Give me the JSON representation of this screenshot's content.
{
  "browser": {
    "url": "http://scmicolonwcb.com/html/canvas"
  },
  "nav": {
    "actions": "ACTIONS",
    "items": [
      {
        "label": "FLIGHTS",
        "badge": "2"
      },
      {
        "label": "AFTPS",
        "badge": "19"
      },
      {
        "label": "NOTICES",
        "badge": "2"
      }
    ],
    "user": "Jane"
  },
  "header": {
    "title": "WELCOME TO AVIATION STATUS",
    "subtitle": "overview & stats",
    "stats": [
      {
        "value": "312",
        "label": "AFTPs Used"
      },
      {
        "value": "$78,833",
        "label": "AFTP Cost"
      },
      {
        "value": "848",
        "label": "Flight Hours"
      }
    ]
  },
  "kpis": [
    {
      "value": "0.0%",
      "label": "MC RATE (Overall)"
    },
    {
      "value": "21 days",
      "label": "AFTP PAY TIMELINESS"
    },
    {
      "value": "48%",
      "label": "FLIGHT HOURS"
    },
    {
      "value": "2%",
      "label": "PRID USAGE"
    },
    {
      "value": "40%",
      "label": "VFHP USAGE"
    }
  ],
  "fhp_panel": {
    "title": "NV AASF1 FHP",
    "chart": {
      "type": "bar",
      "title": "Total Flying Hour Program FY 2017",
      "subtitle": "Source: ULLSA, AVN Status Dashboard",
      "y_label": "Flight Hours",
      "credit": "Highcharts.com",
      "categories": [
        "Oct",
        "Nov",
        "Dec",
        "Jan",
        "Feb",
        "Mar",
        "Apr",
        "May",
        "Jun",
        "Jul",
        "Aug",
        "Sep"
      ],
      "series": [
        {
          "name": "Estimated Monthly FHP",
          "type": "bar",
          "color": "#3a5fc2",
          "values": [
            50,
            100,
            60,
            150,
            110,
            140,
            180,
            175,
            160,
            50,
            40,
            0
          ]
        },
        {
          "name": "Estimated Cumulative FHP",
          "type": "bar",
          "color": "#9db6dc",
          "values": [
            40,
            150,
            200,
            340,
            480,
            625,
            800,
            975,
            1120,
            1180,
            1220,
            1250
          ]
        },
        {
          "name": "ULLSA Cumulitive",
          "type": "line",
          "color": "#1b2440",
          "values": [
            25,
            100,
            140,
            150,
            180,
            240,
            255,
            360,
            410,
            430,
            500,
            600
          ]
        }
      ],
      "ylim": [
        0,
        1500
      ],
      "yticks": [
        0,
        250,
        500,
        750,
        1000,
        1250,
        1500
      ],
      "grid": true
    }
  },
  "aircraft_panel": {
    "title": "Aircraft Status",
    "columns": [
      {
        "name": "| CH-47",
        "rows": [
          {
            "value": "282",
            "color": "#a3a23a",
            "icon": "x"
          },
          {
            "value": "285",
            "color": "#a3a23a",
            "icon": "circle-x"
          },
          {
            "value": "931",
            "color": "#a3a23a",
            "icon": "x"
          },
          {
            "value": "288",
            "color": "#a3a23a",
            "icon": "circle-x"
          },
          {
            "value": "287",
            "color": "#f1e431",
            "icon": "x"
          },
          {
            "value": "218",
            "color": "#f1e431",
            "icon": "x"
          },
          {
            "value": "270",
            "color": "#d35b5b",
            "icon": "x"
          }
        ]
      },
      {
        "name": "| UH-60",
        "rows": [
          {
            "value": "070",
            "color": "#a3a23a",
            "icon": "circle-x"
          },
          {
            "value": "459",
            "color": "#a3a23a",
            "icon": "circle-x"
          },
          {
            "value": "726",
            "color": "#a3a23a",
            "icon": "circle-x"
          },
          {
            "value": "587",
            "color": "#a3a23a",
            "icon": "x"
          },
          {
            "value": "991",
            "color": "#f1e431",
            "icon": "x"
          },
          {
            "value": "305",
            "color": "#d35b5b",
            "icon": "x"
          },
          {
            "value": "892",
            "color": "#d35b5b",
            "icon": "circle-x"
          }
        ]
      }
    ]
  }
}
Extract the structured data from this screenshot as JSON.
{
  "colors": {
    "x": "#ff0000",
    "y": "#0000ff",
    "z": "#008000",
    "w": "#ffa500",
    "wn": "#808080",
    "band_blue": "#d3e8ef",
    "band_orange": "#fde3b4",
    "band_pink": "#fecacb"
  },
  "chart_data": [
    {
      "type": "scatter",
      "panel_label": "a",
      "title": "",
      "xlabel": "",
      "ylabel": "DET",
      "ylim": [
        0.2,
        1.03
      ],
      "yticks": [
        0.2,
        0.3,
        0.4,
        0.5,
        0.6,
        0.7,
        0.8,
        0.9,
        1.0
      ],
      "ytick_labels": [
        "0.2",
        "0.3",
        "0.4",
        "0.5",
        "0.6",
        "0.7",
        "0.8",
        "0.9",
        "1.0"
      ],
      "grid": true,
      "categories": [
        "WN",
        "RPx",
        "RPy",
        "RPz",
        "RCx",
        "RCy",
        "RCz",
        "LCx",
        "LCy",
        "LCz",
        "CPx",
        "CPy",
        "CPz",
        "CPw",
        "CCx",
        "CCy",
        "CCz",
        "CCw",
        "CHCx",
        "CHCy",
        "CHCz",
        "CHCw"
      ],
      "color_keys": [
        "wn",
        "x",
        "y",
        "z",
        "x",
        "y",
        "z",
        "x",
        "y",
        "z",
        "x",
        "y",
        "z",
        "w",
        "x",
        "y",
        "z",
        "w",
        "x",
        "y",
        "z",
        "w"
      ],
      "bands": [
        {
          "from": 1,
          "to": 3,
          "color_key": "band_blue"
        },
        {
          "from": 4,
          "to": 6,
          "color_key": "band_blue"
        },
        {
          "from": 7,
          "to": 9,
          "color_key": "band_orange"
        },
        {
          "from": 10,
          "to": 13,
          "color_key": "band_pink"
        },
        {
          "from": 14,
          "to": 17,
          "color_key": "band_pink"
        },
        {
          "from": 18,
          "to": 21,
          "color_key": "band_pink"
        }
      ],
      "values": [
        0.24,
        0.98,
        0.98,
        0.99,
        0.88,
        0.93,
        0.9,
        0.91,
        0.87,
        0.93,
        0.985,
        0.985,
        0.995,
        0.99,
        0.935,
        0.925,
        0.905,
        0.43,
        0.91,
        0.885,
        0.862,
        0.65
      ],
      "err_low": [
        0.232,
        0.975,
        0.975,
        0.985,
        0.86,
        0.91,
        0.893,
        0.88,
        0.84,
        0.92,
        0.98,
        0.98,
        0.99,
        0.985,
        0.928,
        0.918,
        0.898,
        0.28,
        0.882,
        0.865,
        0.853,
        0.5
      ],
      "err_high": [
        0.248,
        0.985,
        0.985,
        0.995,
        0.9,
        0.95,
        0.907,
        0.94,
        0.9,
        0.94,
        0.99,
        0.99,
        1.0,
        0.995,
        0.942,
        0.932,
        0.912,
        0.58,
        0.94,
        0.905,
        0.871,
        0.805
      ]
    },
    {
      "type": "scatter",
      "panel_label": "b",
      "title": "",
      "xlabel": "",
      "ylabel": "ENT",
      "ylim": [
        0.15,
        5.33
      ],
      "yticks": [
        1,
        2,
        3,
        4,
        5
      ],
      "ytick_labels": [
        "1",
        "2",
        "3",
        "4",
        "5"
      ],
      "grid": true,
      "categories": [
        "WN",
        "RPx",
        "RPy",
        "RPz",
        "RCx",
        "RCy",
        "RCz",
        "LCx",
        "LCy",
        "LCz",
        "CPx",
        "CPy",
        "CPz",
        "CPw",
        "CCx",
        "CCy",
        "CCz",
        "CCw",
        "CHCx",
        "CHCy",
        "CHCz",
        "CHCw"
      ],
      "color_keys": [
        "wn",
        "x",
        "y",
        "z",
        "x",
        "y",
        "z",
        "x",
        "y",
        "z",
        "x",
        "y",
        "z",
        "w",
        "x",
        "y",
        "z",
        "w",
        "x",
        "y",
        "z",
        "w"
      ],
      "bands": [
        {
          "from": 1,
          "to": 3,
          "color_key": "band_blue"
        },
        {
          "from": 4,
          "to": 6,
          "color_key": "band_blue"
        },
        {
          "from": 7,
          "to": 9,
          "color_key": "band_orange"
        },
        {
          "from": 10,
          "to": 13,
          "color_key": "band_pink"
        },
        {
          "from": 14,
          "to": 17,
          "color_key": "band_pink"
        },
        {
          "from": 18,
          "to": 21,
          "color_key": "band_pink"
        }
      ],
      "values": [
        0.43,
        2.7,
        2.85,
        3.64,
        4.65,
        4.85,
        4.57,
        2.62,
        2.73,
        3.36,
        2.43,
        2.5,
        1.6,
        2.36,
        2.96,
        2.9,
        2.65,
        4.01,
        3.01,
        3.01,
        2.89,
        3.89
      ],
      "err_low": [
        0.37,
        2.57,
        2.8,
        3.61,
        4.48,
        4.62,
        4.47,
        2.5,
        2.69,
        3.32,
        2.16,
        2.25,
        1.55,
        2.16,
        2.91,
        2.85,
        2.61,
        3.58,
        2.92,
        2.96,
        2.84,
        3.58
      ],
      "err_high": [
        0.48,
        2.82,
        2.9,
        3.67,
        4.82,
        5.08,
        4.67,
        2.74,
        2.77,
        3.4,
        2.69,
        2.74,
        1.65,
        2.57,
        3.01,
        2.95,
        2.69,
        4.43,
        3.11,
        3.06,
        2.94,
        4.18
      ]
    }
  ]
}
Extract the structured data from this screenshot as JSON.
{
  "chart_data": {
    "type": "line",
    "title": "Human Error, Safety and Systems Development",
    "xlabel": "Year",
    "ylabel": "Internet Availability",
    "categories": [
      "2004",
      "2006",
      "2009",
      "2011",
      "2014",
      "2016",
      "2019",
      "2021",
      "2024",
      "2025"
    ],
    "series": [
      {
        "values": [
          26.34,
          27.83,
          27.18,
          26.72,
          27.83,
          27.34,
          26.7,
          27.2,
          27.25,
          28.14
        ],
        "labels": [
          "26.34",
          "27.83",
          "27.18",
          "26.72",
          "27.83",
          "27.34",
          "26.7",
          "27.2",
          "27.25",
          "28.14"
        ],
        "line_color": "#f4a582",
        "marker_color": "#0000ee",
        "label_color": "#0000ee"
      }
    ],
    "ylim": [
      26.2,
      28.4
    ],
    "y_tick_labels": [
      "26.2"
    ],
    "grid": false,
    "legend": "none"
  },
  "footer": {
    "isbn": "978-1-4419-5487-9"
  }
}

_ _ _ _ _ _ _

Directions:
Say how many lines hold the word "name", giving the number and nothing else.

Exercise output:
5